• _Records to process_
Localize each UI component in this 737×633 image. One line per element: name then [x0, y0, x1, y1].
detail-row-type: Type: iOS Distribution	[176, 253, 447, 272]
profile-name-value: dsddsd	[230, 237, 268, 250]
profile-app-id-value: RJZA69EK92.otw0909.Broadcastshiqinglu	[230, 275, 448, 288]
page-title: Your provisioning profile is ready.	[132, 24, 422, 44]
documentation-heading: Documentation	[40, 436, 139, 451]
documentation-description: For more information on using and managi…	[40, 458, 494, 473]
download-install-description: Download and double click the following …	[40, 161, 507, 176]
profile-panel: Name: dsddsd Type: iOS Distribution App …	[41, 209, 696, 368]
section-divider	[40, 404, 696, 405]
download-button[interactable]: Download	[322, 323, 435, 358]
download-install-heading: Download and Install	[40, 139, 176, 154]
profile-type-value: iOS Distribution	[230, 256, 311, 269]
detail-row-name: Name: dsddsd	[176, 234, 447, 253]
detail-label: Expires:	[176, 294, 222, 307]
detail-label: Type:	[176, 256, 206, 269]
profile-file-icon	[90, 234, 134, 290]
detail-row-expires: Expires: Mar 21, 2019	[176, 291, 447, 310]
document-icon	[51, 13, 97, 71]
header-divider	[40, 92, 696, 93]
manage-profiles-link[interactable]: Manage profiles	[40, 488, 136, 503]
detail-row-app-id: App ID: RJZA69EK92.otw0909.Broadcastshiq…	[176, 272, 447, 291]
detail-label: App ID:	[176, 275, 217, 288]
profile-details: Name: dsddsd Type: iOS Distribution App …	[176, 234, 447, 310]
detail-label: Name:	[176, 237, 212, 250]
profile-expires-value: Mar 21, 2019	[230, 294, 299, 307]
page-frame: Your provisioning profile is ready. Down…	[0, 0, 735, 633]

• _The exercise_
Copy the lines from the start of the records up to and including the line that contains "275, 448, 288]".

• _Exercise result_
Localize each UI component in this 737×633 image. One line per element: name then [x0, y0, x1, y1].
detail-row-type: Type: iOS Distribution	[176, 253, 447, 272]
profile-name-value: dsddsd	[230, 237, 268, 250]
profile-app-id-value: RJZA69EK92.otw0909.Broadcastshiqinglu	[230, 275, 448, 288]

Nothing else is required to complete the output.